▸ **Short problem**
Search the material below for the string "Задание" and list each line that holds it.

▸ **Supplied records**
---

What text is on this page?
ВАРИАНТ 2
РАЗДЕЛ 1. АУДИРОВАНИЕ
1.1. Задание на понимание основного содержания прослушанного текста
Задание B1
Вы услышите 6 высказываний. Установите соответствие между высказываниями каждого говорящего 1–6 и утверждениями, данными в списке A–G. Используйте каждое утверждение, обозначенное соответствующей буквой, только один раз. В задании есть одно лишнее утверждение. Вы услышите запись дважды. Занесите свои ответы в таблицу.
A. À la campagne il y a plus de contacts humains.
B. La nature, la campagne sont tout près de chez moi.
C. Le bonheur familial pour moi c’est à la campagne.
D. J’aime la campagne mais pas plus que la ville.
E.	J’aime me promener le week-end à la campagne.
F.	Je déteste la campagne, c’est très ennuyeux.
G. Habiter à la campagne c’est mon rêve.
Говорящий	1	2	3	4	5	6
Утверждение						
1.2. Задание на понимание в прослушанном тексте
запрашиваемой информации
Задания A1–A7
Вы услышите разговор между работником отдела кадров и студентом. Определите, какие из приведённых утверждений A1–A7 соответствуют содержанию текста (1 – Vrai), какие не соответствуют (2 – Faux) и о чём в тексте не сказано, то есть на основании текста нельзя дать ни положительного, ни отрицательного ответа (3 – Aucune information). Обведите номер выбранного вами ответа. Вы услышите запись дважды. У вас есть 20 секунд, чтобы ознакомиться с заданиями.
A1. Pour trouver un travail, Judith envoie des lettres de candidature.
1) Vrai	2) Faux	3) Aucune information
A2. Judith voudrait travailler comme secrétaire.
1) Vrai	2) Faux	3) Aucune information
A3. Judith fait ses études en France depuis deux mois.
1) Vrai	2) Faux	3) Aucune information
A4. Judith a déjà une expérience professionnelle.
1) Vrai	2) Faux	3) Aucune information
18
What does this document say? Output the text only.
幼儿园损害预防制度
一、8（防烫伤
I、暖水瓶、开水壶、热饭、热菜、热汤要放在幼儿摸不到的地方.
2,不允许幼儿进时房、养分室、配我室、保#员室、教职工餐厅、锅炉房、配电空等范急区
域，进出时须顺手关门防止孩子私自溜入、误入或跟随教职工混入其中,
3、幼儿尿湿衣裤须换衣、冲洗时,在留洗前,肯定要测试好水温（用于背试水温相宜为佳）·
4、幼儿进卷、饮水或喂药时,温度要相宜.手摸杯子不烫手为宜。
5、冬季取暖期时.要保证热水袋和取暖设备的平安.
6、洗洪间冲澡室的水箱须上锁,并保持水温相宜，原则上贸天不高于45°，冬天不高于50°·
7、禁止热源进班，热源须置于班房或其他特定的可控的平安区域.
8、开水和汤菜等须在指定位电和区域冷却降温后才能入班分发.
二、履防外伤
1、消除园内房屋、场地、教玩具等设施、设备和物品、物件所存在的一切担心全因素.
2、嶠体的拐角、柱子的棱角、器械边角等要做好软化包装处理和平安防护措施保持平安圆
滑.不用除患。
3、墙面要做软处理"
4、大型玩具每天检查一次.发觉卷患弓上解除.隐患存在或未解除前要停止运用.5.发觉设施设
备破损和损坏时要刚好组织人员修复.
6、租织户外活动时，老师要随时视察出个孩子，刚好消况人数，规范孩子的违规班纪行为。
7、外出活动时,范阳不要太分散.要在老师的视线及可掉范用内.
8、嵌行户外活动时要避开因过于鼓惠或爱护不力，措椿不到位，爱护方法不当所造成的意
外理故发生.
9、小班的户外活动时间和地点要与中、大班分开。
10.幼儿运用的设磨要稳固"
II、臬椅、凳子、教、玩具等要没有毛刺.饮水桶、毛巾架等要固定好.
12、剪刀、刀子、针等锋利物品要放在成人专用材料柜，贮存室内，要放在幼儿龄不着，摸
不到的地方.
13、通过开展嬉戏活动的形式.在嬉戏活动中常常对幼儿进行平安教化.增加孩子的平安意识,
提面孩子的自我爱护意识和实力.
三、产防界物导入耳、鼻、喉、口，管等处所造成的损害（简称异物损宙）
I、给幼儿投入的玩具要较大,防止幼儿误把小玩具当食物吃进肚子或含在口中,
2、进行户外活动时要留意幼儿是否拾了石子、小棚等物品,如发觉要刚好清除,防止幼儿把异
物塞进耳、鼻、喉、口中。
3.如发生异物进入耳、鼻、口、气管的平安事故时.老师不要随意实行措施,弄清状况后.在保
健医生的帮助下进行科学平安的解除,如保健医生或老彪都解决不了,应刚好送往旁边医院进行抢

---

▸ **Response for this exercise**
1.1. Задание на понимание основного содержания прослушанного текста
Задание B1
1.2. Задание на понимание в прослушанном тексте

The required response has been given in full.